◆ **Set task**
Retype each entry below exactly as it stands.

━━ Dataset ━━

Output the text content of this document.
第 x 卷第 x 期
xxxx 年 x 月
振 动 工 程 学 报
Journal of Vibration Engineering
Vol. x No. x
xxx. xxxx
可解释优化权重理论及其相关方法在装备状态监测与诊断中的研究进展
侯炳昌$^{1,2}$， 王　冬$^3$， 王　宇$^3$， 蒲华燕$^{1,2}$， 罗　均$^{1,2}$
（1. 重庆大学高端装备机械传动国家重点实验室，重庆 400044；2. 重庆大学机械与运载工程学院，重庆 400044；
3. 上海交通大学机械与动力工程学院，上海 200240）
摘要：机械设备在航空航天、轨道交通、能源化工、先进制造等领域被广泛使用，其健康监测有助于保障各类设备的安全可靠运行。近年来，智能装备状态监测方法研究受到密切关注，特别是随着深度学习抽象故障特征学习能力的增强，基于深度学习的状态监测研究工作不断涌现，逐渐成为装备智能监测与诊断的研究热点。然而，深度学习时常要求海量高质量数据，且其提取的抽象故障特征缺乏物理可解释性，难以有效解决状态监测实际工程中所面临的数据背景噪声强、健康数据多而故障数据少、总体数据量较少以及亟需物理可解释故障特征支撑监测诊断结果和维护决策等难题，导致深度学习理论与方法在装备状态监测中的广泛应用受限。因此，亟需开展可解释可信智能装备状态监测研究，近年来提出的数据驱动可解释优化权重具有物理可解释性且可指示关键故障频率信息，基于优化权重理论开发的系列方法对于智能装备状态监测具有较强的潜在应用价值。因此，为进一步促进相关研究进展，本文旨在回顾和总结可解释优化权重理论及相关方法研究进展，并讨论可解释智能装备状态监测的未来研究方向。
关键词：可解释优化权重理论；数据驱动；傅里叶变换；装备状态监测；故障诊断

━━━

◆ **Complete output**
Output the text content of this document.
第 x 卷第 x 期
xxxx 年 x 月
振 动 工 程 学 报
Journal of Vibration Engineering
Vol. x No. x
xxx. xxxx
可解释优化权重理论及其相关方法在装备状态监测与诊断中的研究进展
侯炳昌$^{1,2}$， 王　冬$^3$， 王　宇$^3$， 蒲华燕$^{1,2}$， 罗　均$^{1,2}$
（1. 重庆大学高端装备机械传动国家重点实验室，重庆 400044；2. 重庆大学机械与运载工程学院，重庆 400044；
3. 上海交通大学机械与动力工程学院，上海 200240）
摘要：机械设备在航空航天、轨道交通、能源化工、先进制造等领域被广泛使用，其健康监测有助于保障各类设备的安全可靠运行。近年来，智能装备状态监测方法研究受到密切关注，特别是随着深度学习抽象故障特征学习能力的增强，基于深度学习的状态监测研究工作不断涌现，逐渐成为装备智能监测与诊断的研究热点。然而，深度学习时常要求海量高质量数据，且其提取的抽象故障特征缺乏物理可解释性，难以有效解决状态监测实际工程中所面临的数据背景噪声强、健康数据多而故障数据少、总体数据量较少以及亟需物理可解释故障特征支撑监测诊断结果和维护决策等难题，导致深度学习理论与方法在装备状态监测中的广泛应用受限。因此，亟需开展可解释可信智能装备状态监测研究，近年来提出的数据驱动可解释优化权重具有物理可解释性且可指示关键故障频率信息，基于优化权重理论开发的系列方法对于智能装备状态监测具有较强的潜在应用价值。因此，为进一步促进相关研究进展，本文旨在回顾和总结可解释优化权重理论及相关方法研究进展，并讨论可解释智能装备状态监测的未来研究方向。
关键词：可解释优化权重理论；数据驱动；傅里叶变换；装备状态监测；故障诊断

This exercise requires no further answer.